[Records start]
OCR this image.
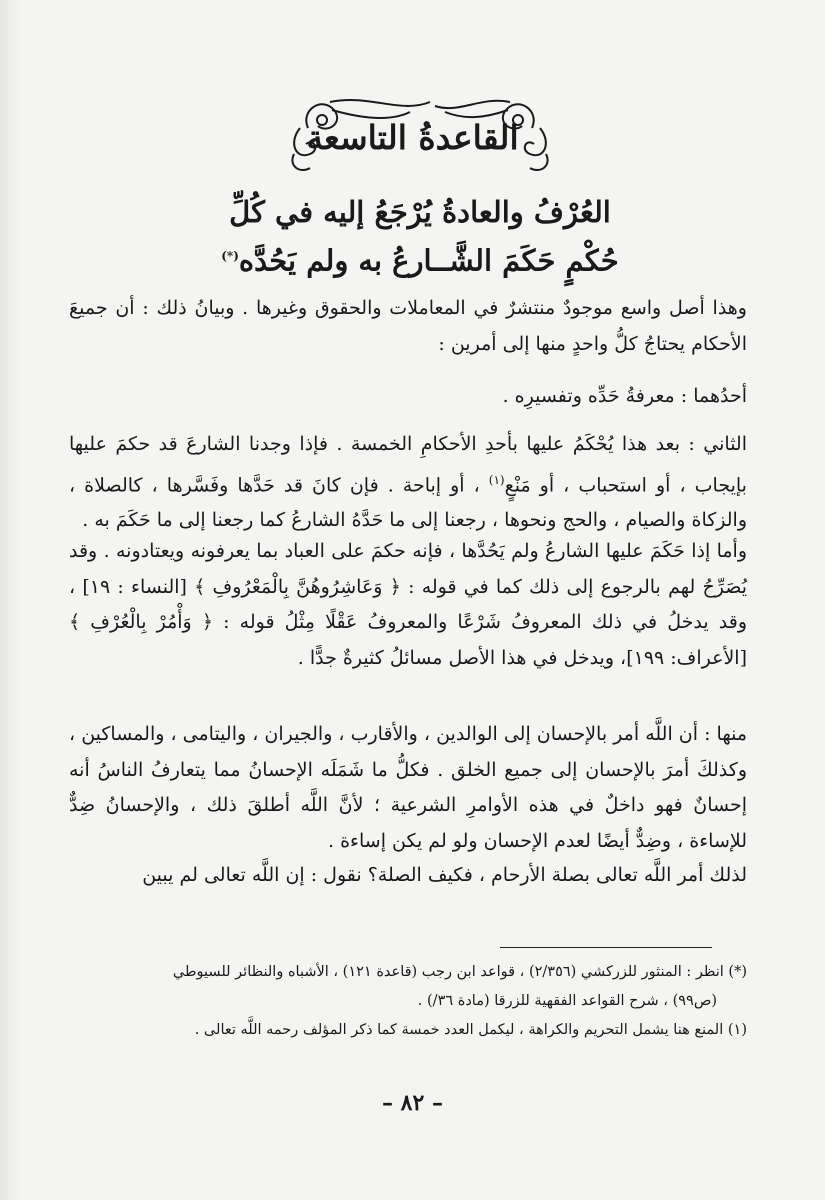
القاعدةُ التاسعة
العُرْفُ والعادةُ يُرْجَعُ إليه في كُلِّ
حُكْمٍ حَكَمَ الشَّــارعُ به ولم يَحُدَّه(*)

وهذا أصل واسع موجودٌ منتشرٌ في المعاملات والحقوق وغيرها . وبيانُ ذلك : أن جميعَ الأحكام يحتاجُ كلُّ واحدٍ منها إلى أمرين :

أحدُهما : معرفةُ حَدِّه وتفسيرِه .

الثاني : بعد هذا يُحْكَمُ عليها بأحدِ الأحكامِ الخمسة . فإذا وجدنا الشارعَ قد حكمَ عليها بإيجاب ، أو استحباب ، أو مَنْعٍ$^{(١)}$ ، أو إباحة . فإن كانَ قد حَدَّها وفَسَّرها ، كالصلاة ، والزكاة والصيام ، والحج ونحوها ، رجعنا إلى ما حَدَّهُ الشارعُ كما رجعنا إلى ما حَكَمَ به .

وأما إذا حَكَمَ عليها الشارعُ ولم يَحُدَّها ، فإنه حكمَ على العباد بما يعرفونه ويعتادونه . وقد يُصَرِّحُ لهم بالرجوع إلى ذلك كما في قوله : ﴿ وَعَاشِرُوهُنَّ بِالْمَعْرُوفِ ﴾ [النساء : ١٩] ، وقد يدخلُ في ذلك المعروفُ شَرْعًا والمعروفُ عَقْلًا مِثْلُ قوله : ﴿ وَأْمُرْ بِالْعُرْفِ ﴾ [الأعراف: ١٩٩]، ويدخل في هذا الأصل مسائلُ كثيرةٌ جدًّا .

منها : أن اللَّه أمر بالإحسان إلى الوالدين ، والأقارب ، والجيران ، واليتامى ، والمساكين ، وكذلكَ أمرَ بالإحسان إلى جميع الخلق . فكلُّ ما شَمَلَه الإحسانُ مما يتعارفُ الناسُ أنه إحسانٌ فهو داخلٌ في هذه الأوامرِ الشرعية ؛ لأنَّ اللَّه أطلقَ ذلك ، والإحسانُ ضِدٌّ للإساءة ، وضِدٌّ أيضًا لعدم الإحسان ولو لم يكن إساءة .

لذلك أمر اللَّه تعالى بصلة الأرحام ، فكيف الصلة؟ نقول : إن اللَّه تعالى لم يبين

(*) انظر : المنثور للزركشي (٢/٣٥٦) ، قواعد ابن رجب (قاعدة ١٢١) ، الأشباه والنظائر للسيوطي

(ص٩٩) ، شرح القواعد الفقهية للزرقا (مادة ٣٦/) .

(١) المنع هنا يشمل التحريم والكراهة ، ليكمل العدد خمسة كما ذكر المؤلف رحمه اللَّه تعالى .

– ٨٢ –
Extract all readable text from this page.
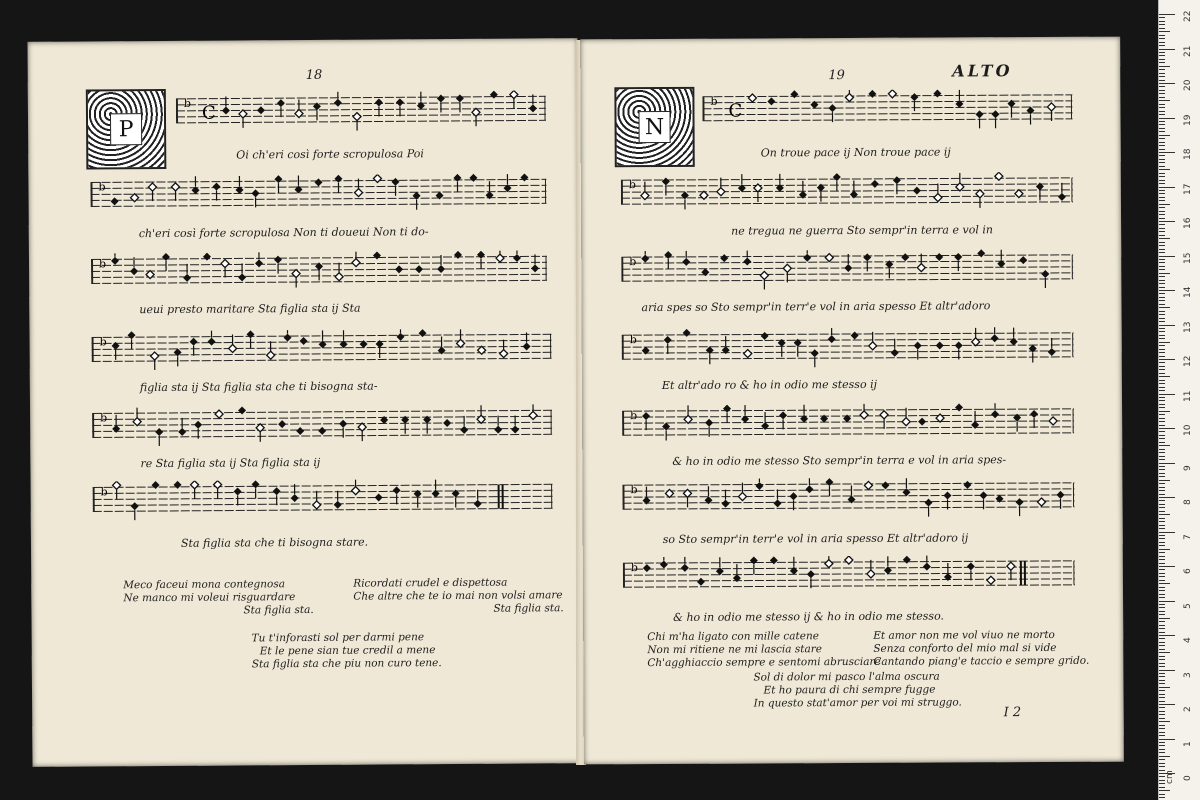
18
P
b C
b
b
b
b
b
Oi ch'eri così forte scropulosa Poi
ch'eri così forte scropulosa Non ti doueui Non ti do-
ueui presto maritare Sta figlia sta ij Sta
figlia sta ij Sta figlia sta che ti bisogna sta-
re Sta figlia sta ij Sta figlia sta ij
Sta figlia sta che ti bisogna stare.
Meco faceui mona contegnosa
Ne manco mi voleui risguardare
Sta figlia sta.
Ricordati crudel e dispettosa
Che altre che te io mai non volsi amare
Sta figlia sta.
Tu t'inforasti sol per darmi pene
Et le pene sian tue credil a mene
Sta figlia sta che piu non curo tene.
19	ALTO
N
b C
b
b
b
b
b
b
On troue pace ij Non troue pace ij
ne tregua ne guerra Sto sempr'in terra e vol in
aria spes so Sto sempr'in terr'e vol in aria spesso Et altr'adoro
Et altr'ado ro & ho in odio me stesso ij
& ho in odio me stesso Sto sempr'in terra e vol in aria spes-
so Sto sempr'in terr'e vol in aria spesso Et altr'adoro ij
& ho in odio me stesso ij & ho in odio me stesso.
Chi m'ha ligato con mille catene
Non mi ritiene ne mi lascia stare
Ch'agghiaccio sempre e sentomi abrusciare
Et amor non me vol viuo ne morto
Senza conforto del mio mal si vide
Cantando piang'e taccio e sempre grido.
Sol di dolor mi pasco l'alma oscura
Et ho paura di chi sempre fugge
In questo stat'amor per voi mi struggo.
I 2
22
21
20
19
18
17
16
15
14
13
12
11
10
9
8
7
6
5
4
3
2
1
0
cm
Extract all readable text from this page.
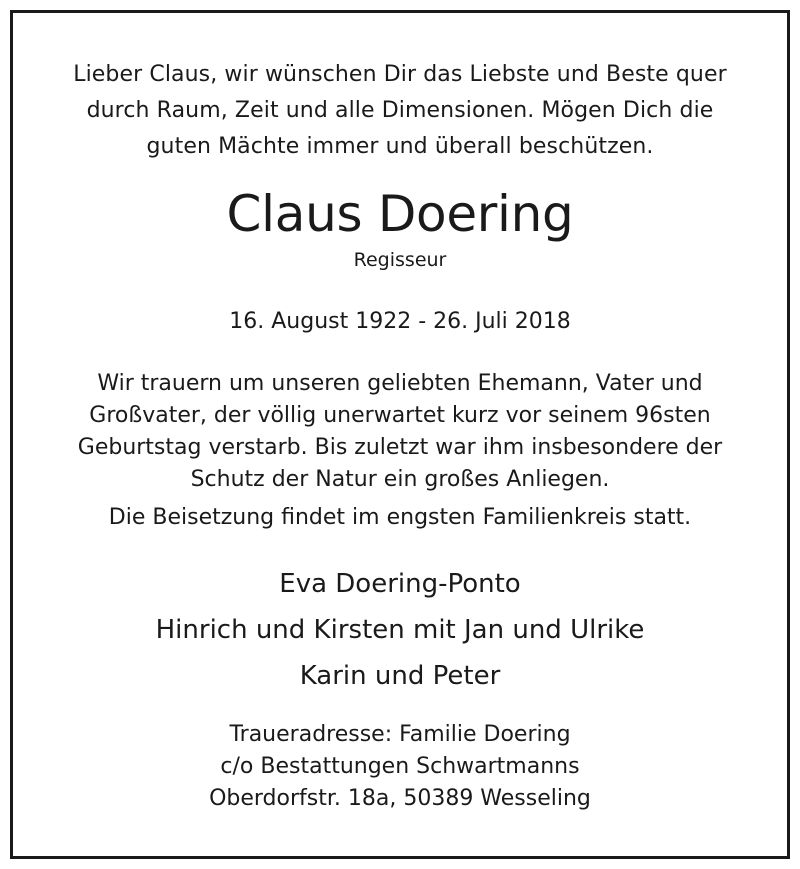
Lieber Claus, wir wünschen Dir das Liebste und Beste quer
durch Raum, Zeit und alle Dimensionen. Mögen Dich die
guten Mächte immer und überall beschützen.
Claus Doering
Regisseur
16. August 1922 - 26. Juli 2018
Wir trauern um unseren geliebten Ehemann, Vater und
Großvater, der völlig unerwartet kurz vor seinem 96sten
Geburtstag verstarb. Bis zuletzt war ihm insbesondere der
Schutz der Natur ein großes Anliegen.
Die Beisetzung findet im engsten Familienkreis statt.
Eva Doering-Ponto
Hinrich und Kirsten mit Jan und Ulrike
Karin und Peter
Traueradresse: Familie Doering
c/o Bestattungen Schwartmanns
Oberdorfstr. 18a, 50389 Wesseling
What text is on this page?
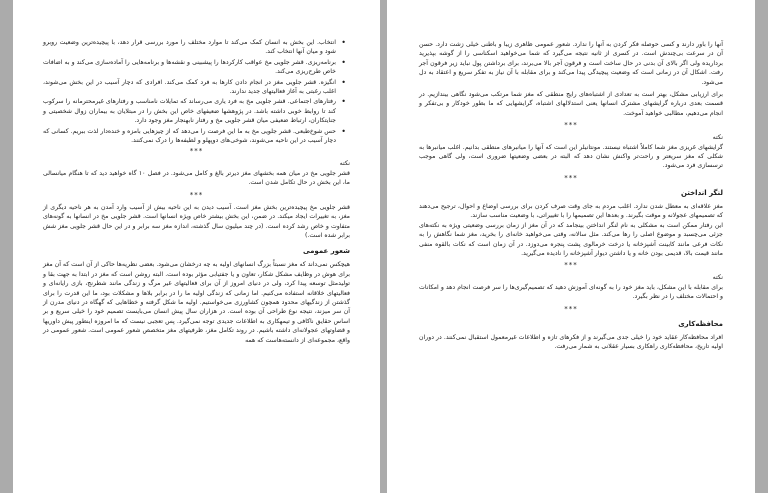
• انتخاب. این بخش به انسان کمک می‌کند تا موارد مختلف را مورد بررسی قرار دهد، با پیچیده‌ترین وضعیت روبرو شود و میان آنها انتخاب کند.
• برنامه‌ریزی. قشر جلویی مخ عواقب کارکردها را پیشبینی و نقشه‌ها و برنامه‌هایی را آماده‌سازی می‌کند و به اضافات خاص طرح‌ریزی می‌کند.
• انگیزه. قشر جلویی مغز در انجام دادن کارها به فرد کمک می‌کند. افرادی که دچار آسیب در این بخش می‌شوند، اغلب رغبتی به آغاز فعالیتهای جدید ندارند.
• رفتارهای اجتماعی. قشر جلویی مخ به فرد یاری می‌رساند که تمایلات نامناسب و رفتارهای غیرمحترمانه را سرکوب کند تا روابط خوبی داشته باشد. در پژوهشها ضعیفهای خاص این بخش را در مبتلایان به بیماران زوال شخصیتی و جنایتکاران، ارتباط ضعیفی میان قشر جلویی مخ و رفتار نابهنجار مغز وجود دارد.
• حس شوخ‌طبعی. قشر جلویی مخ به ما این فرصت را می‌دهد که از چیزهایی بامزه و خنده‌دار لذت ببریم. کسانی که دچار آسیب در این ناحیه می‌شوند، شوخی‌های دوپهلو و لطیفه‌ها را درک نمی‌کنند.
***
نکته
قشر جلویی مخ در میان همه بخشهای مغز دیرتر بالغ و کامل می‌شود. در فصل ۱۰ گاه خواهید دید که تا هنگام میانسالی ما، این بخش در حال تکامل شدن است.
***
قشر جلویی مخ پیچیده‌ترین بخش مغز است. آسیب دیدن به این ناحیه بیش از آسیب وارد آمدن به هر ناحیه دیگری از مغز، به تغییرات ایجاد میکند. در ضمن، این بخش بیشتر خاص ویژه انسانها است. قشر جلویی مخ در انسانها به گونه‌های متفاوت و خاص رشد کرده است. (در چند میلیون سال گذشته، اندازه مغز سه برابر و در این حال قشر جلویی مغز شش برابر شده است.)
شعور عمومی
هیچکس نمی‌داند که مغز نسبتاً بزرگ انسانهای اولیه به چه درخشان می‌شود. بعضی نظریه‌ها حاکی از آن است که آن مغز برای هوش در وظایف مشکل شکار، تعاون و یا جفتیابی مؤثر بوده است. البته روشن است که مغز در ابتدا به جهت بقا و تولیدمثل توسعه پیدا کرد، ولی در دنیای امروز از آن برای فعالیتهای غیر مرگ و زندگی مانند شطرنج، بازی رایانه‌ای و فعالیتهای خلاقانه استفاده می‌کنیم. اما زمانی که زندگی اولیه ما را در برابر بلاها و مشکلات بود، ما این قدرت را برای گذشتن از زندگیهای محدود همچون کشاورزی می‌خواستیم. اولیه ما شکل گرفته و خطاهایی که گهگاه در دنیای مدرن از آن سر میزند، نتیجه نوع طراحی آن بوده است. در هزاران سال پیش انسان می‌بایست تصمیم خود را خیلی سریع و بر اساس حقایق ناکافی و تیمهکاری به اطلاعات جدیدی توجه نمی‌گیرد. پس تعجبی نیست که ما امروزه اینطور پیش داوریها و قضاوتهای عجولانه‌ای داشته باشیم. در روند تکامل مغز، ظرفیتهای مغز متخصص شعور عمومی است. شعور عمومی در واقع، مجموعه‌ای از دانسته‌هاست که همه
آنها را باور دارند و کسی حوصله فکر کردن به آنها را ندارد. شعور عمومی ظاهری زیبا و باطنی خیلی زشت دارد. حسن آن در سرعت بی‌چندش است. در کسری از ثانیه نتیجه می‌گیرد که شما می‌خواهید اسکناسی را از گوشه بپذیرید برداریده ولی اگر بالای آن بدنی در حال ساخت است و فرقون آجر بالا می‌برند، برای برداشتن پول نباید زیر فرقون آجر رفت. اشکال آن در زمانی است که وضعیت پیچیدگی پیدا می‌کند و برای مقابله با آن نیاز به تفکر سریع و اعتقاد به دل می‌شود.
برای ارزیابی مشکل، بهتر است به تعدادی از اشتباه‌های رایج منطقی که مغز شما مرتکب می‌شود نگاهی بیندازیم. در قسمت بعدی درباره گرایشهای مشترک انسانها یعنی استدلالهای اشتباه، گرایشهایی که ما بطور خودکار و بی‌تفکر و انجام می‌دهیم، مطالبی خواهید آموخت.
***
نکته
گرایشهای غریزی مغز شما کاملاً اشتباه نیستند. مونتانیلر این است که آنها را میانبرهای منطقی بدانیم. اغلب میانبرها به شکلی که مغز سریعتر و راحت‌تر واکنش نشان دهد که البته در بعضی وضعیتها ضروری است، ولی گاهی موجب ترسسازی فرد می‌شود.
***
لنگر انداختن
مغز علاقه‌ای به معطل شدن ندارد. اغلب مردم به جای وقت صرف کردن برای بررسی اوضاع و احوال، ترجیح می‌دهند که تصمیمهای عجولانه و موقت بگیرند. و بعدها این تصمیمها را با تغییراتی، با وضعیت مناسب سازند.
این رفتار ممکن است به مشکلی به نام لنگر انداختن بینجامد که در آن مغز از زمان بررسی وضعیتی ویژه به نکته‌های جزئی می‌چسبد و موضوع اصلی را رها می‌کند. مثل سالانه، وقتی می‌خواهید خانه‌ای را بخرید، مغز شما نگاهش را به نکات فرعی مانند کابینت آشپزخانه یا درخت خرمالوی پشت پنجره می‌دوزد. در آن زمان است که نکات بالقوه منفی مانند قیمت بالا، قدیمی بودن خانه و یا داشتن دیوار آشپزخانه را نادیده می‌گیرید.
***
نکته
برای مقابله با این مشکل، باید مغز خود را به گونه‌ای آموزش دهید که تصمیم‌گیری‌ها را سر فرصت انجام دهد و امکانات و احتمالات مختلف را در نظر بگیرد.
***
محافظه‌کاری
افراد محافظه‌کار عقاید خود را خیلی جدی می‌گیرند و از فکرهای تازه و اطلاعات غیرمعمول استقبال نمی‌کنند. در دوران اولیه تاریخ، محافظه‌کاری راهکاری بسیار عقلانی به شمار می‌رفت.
[Records end]
Aim:
Reply with the number of lines in the data that include the string "لنگر" and nothing else.

Completed task:
2